# glenbuterol



## DaJauk06 (Jan 15, 2010)

what is it? thinking about getting some but not got a clue about it....


----------



## WRT (May 21, 2009)

It's clenbuterol mate


----------



## DaJauk06 (Jan 15, 2010)

Aye where did the G come from? lol.. clenbuterol same as efferdrine? same affect or way different?

cheers


----------



## warren (Jun 16, 2008)

why would you be thinking of getting some, if you dont know what it is or what it does?


----------



## stephy (May 24, 2009)

Just curious, why are you thinking of getting something you have no clue about?


----------



## Themanabolic (Jun 25, 2009)

stephy said:


> Just curious, why are you thinking of getting something you have no clue about?


I second this

nor spell!

it's ephedrine btw

Clenbuterol is a Beta2 agonist, Increases heart rate, and dilates the lungs, causes you to warm up a little and burn more calories, can cause heart problems, thought to be due to taurine depletion. Also it can give you motherklunking cramps!!

It has a long half life in comparison to other beta 2 antagonists like salbutamol, it both are athsma meds.

Use 2 weeks on, 2 weeks off tapering up, depending on sides.

thats it in a nutshell

I would look into it more though

dunno why i didn't just say google it :confused1:


----------



## DaJauk06 (Jan 15, 2010)

warren_1987 said:


> why would you be thinking of getting some, if you dont know what it is or what it does?


Good point but...Thats why Im on a forum to get advice from people who has more experiance than me.. I did take ehp's before as I found they worked for me! ( good energy and weight loss) but they seem a bit to expensive and under dosed atm....

- [Records provided]

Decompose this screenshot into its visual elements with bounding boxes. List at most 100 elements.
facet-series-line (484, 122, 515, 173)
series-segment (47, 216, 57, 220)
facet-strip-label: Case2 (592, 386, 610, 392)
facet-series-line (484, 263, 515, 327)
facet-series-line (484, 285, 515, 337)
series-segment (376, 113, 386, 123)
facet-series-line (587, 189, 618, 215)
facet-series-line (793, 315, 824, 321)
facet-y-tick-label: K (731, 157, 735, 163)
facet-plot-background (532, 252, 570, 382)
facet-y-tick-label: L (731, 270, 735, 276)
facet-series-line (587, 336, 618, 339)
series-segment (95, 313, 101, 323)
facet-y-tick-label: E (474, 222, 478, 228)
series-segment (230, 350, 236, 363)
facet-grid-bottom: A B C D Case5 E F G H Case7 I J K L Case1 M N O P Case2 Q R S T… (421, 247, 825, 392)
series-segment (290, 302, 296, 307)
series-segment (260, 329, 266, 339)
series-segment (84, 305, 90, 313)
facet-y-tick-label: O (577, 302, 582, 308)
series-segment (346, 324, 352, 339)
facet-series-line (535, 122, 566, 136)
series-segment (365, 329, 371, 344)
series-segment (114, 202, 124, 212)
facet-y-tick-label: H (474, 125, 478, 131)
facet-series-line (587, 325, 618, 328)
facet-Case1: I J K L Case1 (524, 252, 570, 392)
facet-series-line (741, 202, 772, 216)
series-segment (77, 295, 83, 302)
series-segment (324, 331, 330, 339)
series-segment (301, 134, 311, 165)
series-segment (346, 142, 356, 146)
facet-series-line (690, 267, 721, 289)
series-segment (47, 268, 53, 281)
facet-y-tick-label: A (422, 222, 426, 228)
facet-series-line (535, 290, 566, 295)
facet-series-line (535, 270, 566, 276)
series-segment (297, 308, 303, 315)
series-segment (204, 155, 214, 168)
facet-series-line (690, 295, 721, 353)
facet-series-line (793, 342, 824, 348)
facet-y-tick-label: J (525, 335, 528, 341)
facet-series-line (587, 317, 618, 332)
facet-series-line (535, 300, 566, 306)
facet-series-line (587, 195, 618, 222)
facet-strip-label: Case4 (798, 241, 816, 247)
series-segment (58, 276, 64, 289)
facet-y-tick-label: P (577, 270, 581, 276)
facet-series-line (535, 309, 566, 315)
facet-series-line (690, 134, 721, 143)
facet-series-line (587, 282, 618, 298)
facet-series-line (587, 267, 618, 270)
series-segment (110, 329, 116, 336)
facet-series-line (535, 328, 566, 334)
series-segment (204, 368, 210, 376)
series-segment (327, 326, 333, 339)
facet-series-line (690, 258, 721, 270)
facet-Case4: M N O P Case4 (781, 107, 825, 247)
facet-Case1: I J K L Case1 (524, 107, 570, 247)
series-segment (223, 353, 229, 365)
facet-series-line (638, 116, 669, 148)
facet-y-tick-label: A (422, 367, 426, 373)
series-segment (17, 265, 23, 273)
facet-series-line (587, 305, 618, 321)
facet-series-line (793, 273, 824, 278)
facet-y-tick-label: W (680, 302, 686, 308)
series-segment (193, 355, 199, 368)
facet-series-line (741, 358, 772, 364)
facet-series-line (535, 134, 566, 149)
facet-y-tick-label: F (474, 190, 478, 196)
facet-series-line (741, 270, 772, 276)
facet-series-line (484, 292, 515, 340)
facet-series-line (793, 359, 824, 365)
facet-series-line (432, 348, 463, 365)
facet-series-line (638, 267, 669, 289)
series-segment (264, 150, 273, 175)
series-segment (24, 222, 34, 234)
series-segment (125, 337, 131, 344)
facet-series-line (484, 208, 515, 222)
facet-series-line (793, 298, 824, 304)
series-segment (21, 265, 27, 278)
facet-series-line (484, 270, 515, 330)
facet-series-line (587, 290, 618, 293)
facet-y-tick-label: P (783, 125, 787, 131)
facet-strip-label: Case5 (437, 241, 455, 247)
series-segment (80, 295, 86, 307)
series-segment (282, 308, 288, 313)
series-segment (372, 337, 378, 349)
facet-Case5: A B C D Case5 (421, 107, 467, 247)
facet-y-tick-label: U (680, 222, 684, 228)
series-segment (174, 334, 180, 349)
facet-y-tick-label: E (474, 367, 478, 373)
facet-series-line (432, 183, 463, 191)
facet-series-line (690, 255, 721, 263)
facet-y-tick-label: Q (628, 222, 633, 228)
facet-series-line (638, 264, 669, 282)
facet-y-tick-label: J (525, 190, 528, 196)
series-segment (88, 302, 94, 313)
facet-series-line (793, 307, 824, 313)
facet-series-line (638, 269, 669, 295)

- [Task set]
• 1. Return everything in the clenbuterol forum thread from "it's ephedrine btw" down to "depending on sides.", copied word for word.
• 2. Resume the clenbuterol forum thread from the point where it stops.

- [Results of the exercise]
• 1.
it's ephedrine btw

Clenbuterol is a Beta2 agonist, Increases heart rate, and dilates the lungs, causes you to warm up a little and burn more calories, can cause heart problems, thought to be due to taurine depletion. Also it can give you motherklunking cramps!!

It has a long half life in comparison to other beta 2 antagonists like salbutamol, it both are athsma meds.

Use 2 weeks on, 2 weeks off tapering up, depending on sides.

• 2.
Heard about clenbuterol been good for weight loss for me and my partner..

Now Im using lipo-6 and doesnt seem to do anything, so any advice would be good and appreciate... :beer:


----------



## DaJauk06 (Jan 15, 2010)

Themanabolic said:


> I second this
> 
> nor spell!
> 
> ...


Thanks:thumbup1:


----------



## Replicator (Apr 4, 2009)

DaJauk06 said:


> what is it? thinking about getting some but not got a clue about it....


Clenbuterol

Do some research and you will find the answer..............we dont encourage laziness


----------



## Outtapped (Dec 10, 2012)

I recommend clen for good weight loss but as u didn't even know what it's called I don't recommend for you yet. A simple google search would have found you many answers to that and the. You could have came to us for more advice. Have a search then see if you have any further questions


----------



## Themanabolic (Jun 25, 2009)

DaJauk06 said:


> Thanks:thumbup1:


Your welcome, good luck

*chough*reps*cough*


----------



## Raptor (Feb 16, 2010)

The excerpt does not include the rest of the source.